>>>>

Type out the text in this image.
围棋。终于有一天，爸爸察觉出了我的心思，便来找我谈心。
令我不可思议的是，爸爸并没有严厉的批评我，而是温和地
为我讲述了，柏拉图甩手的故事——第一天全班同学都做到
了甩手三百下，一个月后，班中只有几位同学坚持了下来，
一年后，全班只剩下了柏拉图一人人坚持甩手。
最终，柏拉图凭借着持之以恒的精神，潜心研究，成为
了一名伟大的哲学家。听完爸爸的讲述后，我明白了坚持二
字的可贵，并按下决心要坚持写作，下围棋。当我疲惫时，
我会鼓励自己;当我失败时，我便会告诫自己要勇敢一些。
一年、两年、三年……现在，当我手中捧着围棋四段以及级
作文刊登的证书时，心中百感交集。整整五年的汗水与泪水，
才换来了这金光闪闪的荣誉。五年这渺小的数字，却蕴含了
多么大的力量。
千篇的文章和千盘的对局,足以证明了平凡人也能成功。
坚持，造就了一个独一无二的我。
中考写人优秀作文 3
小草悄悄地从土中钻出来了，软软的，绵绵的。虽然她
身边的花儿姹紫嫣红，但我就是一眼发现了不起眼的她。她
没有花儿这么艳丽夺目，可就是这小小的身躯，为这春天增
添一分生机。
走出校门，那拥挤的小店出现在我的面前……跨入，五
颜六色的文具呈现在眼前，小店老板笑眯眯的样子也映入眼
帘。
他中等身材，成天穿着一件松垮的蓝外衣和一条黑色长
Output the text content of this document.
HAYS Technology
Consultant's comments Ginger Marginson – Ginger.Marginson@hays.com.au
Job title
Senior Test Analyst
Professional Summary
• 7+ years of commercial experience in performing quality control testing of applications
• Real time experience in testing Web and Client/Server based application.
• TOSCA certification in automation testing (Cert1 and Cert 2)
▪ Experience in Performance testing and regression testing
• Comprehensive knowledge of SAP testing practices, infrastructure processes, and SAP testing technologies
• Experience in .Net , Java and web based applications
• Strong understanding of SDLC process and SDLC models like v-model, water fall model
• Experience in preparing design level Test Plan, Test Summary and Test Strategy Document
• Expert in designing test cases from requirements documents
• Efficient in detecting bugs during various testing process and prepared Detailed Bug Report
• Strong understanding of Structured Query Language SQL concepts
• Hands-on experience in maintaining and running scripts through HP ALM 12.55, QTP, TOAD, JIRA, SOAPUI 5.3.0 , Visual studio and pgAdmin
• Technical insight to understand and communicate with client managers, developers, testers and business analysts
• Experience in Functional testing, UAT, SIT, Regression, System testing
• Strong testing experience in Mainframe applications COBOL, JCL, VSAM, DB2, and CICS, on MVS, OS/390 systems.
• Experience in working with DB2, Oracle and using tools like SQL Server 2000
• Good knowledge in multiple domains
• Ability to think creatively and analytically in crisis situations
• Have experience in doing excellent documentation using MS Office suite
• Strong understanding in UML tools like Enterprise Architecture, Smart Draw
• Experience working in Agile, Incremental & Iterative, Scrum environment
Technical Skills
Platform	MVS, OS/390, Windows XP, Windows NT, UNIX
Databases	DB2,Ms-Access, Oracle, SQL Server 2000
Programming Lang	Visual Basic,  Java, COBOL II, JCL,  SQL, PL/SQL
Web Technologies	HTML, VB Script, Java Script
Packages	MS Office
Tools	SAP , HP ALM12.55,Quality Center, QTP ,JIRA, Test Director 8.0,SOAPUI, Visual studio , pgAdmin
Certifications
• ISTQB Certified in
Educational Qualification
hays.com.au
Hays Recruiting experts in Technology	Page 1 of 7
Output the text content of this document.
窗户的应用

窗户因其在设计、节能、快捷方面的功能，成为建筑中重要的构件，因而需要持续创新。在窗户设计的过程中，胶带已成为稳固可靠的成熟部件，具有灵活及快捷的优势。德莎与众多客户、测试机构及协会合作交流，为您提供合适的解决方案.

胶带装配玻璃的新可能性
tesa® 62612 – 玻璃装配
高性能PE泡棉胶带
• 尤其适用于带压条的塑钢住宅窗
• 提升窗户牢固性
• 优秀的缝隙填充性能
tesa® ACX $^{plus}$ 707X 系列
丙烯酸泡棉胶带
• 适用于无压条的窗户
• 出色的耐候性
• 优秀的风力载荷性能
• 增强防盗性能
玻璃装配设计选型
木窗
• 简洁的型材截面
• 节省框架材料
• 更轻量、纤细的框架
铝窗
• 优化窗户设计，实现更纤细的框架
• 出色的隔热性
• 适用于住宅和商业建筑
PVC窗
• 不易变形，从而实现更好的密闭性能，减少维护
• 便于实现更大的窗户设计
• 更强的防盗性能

<<<<

What the task requires ▸
Type the material above out again, exactly.

Exercise response ▸
Type out the text in this image.
围棋。终于有一天，爸爸察觉出了我的心思，便来找我谈心。
令我不可思议的是，爸爸并没有严厉的批评我，而是温和地
为我讲述了，柏拉图甩手的故事——第一天全班同学都做到
了甩手三百下，一个月后，班中只有几位同学坚持了下来，
一年后，全班只剩下了柏拉图一人人坚持甩手。
最终，柏拉图凭借着持之以恒的精神，潜心研究，成为
了一名伟大的哲学家。听完爸爸的讲述后，我明白了坚持二
字的可贵，并按下决心要坚持写作，下围棋。当我疲惫时，
我会鼓励自己;当我失败时，我便会告诫自己要勇敢一些。
一年、两年、三年……现在，当我手中捧着围棋四段以及级
作文刊登的证书时，心中百感交集。整整五年的汗水与泪水，
才换来了这金光闪闪的荣誉。五年这渺小的数字，却蕴含了
多么大的力量。
千篇的文章和千盘的对局,足以证明了平凡人也能成功。
坚持，造就了一个独一无二的我。
中考写人优秀作文 3
小草悄悄地从土中钻出来了，软软的，绵绵的。虽然她
身边的花儿姹紫嫣红，但我就是一眼发现了不起眼的她。她
没有花儿这么艳丽夺目，可就是这小小的身躯，为这春天增
添一分生机。
走出校门，那拥挤的小店出现在我的面前……跨入，五
颜六色的文具呈现在眼前，小店老板笑眯眯的样子也映入眼
帘。
他中等身材，成天穿着一件松垮的蓝外衣和一条黑色长
Output the text content of this document.
HAYS Technology
Consultant's comments Ginger Marginson – Ginger.Marginson@hays.com.au
Job title
Senior Test Analyst
Professional Summary
• 7+ years of commercial experience in performing quality control testing of applications
• Real time experience in testing Web and Client/Server based application.
• TOSCA certification in automation testing (Cert1 and Cert 2)
▪ Experience in Performance testing and regression testing
• Comprehensive knowledge of SAP testing practices, infrastructure processes, and SAP testing technologies
• Experience in .Net , Java and web based applications
• Strong understanding of SDLC process and SDLC models like v-model, water fall model
• Experience in preparing design level Test Plan, Test Summary and Test Strategy Document
• Expert in designing test cases from requirements documents
• Efficient in detecting bugs during various testing process and prepared Detailed Bug Report
• Strong understanding of Structured Query Language SQL concepts
• Hands-on experience in maintaining and running scripts through HP ALM 12.55, QTP, TOAD, JIRA, SOAPUI 5.3.0 , Visual studio and pgAdmin
• Technical insight to understand and communicate with client managers, developers, testers and business analysts
• Experience in Functional testing, UAT, SIT, Regression, System testing
• Strong testing experience in Mainframe applications COBOL, JCL, VSAM, DB2, and CICS, on MVS, OS/390 systems.
• Experience in working with DB2, Oracle and using tools like SQL Server 2000
• Good knowledge in multiple domains
• Ability to think creatively and analytically in crisis situations
• Have experience in doing excellent documentation using MS Office suite
• Strong understanding in UML tools like Enterprise Architecture, Smart Draw
• Experience working in Agile, Incremental & Iterative, Scrum environment
Technical Skills
Platform	MVS, OS/390, Windows XP, Windows NT, UNIX
Databases	DB2,Ms-Access, Oracle, SQL Server 2000
Programming Lang	Visual Basic,  Java, COBOL II, JCL,  SQL, PL/SQL
Web Technologies	HTML, VB Script, Java Script
Packages	MS Office
Tools	SAP , HP ALM12.55,Quality Center, QTP ,JIRA, Test Director 8.0,SOAPUI, Visual studio , pgAdmin
Certifications
• ISTQB Certified in
Educational Qualification
hays.com.au
Hays Recruiting experts in Technology	Page 1 of 7
Output the text content of this document.
窗户的应用

窗户因其在设计、节能、快捷方面的功能，成为建筑中重要的构件，因而需要持续创新。在窗户设计的过程中，胶带已成为稳固可靠的成熟部件，具有灵活及快捷的优势。德莎与众多客户、测试机构及协会合作交流，为您提供合适的解决方案.

胶带装配玻璃的新可能性
tesa® 62612 – 玻璃装配
高性能PE泡棉胶带
• 尤其适用于带压条的塑钢住宅窗
• 提升窗户牢固性
• 优秀的缝隙填充性能
tesa® ACX $^{plus}$ 707X 系列
丙烯酸泡棉胶带
• 适用于无压条的窗户
• 出色的耐候性
• 优秀的风力载荷性能
• 增强防盗性能
玻璃装配设计选型
木窗
• 简洁的型材截面
• 节省框架材料
• 更轻量、纤细的框架
铝窗
• 优化窗户设计，实现更纤细的框架
• 出色的隔热性
• 适用于住宅和商业建筑
PVC窗
• 不易变形，从而实现更好的密闭性能，减少维护
• 便于实现更大的窗户设计
• 更强的防盗性能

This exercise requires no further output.